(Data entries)
## Start
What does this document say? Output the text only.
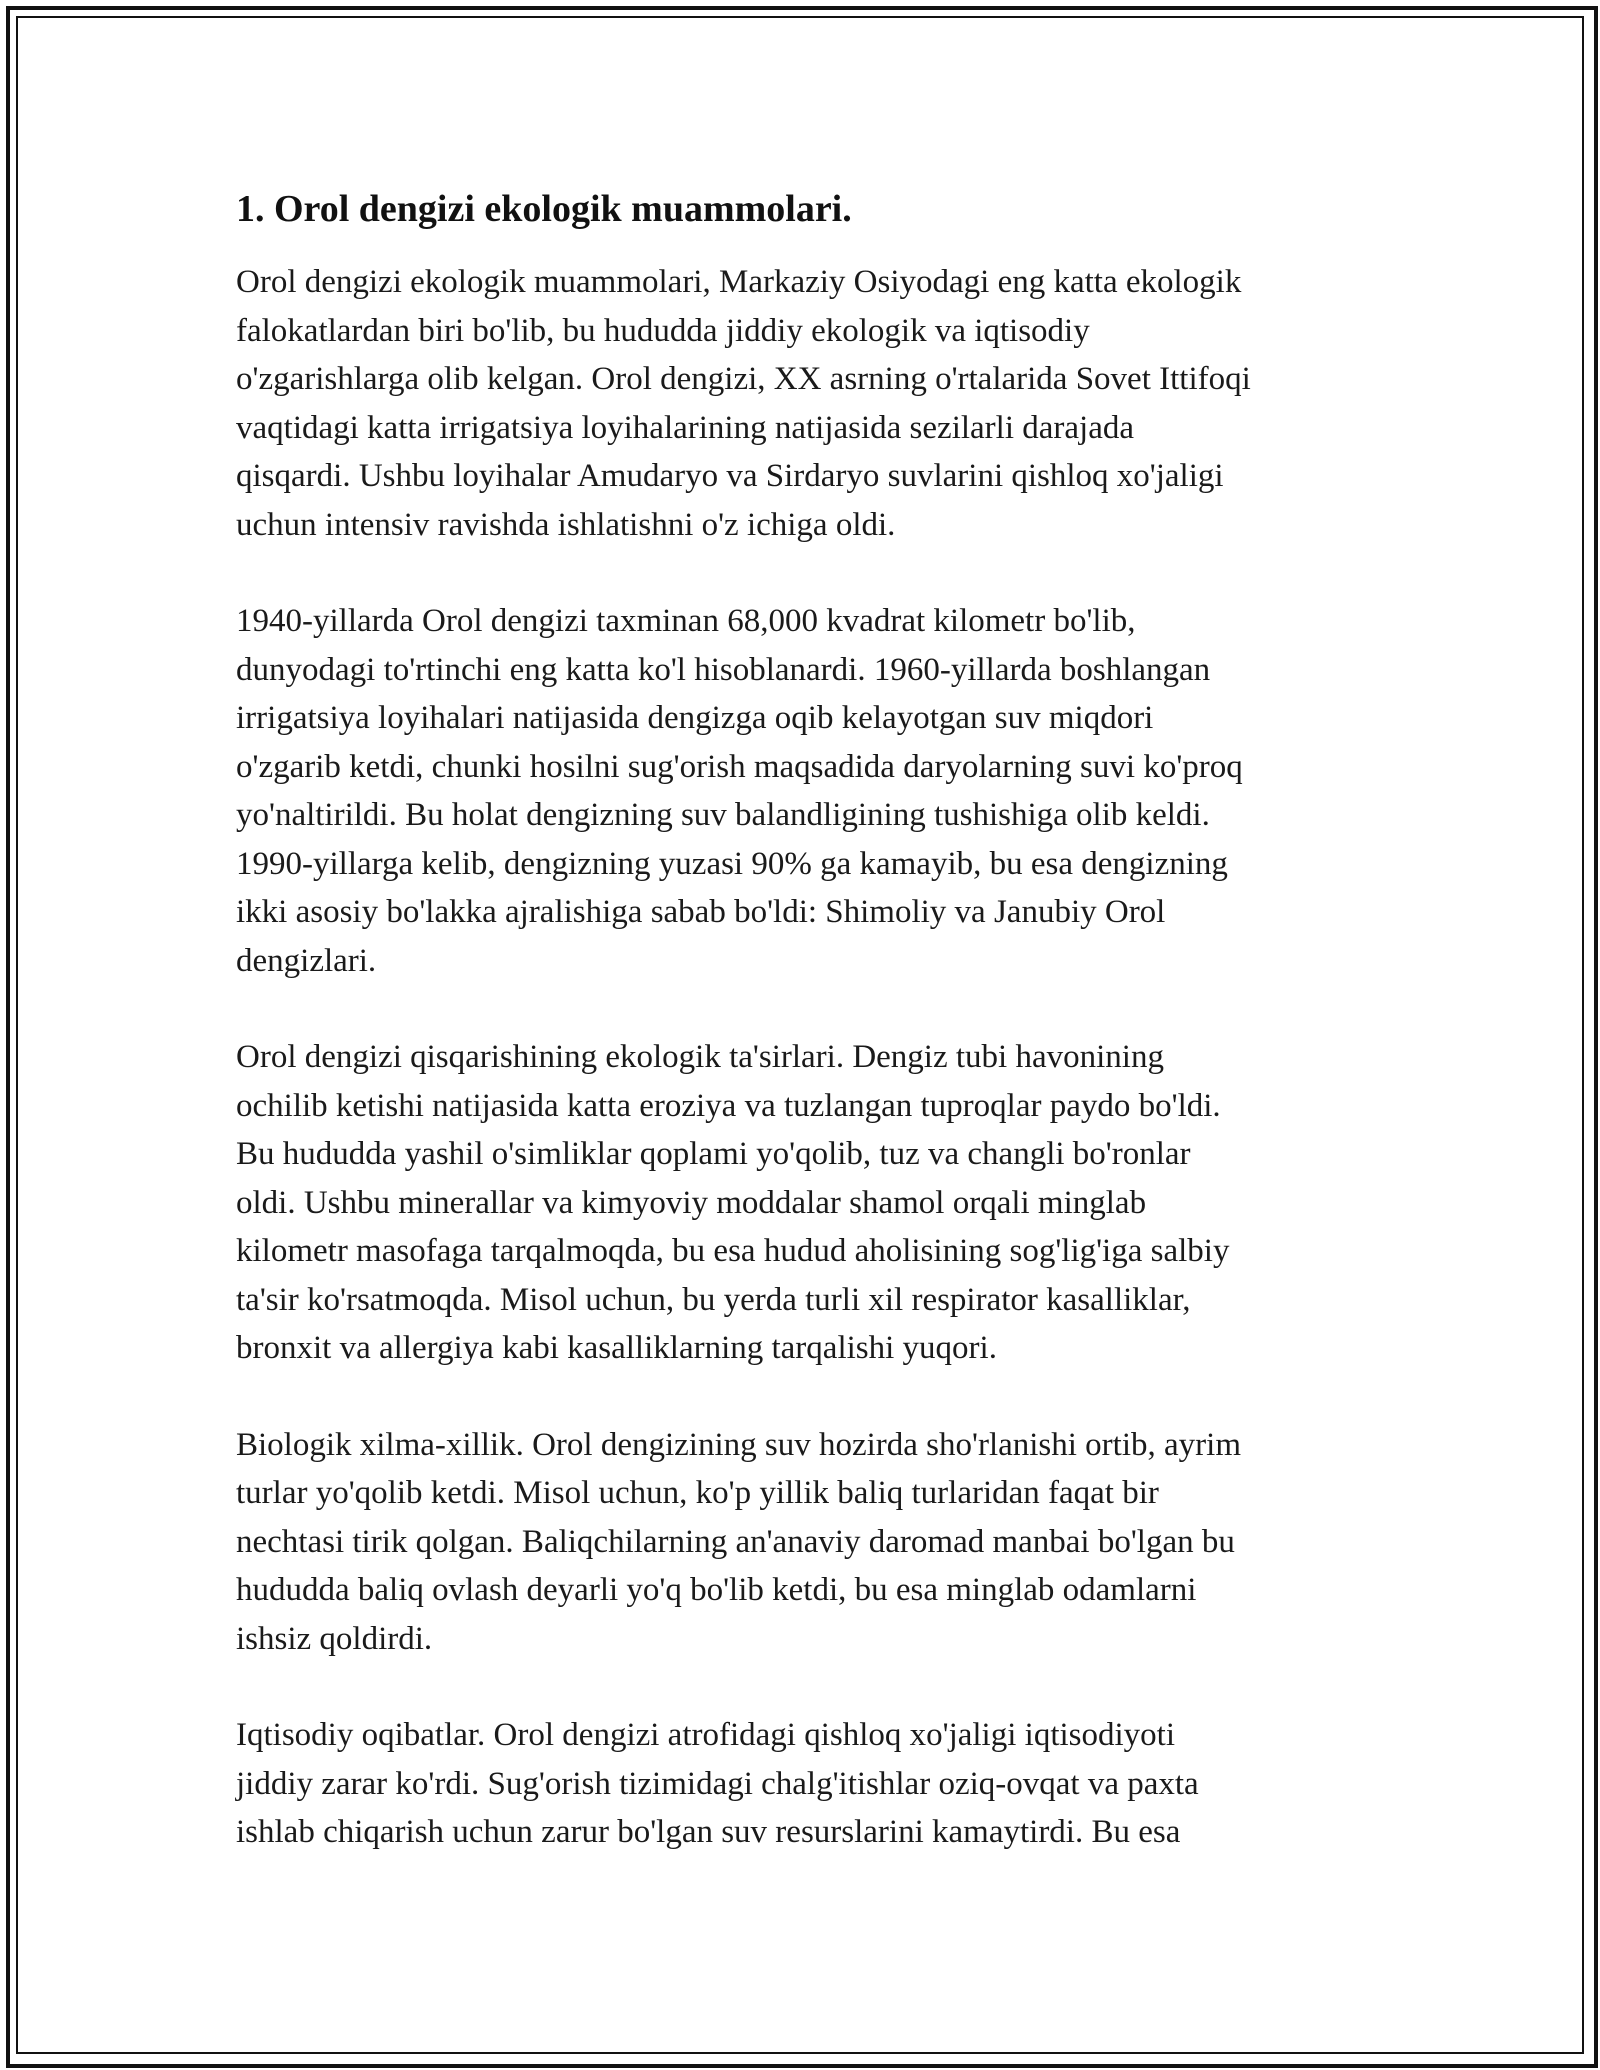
1. Orol dengizi ekologik muammolari.

Orol dengizi ekologik muammolari, Markaziy Osiyodagi eng katta ekologik
falokatlardan biri bo'lib, bu hududda jiddiy ekologik va iqtisodiy
o'zgarishlarga olib kelgan. Orol dengizi, XX asrning o'rtalarida Sovet Ittifoqi
vaqtidagi katta irrigatsiya loyihalarining natijasida sezilarli darajada
qisqardi. Ushbu loyihalar Amudaryo va Sirdaryo suvlarini qishloq xo'jaligi
uchun intensiv ravishda ishlatishni o'z ichiga oldi.

1940-yillarda Orol dengizi taxminan 68,000 kvadrat kilometr bo'lib,
dunyodagi to'rtinchi eng katta ko'l hisoblanardi. 1960-yillarda boshlangan
irrigatsiya loyihalari natijasida dengizga oqib kelayotgan suv miqdori
o'zgarib ketdi, chunki hosilni sug'orish maqsadida daryolarning suvi ko'proq
yo'naltirildi. Bu holat dengizning suv balandligining tushishiga olib keldi.
1990-yillarga kelib, dengizning yuzasi 90% ga kamayib, bu esa dengizning
ikki asosiy bo'lakka ajralishiga sabab bo'ldi: Shimoliy va Janubiy Orol
dengizlari.

Orol dengizi qisqarishining ekologik ta'sirlari. Dengiz tubi havonining
ochilib ketishi natijasida katta eroziya va tuzlangan tuproqlar paydo bo'ldi.
Bu hududda yashil o'simliklar qoplami yo'qolib, tuz va changli bo'ronlar
oldi. Ushbu minerallar va kimyoviy moddalar shamol orqali minglab
kilometr masofaga tarqalmoqda, bu esa hudud aholisining sog'lig'iga salbiy
ta'sir ko'rsatmoqda. Misol uchun, bu yerda turli xil respirator kasalliklar,
bronxit va allergiya kabi kasalliklarning tarqalishi yuqori.

Biologik xilma-xillik. Orol dengizining suv hozirda sho'rlanishi ortib, ayrim
turlar yo'qolib ketdi. Misol uchun, ko'p yillik baliq turlaridan faqat bir
nechtasi tirik qolgan. Baliqchilarning an'anaviy daromad manbai bo'lgan bu
hududda baliq ovlash deyarli yo'q bo'lib ketdi, bu esa minglab odamlarni
ishsiz qoldirdi.

Iqtisodiy oqibatlar. Orol dengizi atrofidagi qishloq xo'jaligi iqtisodiyoti
jiddiy zarar ko'rdi. Sug'orish tizimidagi chalg'itishlar oziq-ovqat va paxta
ishlab chiqarish uchun zarur bo'lgan suv resurslarini kamaytirdi. Bu esa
## End
What the task requires
Provide the number of lines containing the string "qolib", with no other output.

Exercise output
2